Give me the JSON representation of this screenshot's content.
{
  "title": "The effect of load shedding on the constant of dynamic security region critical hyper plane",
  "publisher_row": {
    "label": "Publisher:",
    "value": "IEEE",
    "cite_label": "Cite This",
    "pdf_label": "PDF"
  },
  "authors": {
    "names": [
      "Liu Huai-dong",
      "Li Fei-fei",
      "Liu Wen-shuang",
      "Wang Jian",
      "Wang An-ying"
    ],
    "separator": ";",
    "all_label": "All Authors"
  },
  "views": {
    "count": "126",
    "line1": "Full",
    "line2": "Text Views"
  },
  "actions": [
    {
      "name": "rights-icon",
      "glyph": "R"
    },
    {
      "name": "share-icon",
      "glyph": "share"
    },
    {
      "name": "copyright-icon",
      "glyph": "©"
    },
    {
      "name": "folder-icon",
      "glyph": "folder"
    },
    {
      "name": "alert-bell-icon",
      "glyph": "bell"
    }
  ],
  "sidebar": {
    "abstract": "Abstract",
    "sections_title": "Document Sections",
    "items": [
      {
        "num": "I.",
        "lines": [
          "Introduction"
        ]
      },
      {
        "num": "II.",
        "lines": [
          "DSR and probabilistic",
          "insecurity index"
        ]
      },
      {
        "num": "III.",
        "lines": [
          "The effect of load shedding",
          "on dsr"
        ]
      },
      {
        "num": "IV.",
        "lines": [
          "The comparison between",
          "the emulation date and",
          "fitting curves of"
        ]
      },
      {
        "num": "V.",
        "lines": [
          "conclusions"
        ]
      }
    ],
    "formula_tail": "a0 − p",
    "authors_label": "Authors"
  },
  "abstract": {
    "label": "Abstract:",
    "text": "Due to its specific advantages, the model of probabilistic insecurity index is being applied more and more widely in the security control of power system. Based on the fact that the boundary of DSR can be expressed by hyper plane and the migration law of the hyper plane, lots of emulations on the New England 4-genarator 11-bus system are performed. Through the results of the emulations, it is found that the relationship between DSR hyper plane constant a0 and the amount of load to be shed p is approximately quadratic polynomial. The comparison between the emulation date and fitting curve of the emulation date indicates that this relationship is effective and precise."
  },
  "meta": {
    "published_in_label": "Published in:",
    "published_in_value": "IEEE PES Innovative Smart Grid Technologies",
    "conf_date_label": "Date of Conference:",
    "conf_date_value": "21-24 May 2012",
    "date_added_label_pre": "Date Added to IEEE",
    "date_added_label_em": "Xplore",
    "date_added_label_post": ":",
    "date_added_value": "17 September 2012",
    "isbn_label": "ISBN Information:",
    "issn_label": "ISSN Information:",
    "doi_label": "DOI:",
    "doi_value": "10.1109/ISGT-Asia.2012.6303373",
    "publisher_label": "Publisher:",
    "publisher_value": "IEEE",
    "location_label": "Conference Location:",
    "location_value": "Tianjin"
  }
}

PROBLEM TO WORK ON: Which lines contain the word "IEEE"? Copy each one.

RESULT FOR THIS TASK:
    "value": "IEEE",
    "published_in_value": "IEEE PES Innovative Smart Grid Technologies",
    "date_added_label_pre": "Date Added to IEEE",
    "publisher_value": "IEEE",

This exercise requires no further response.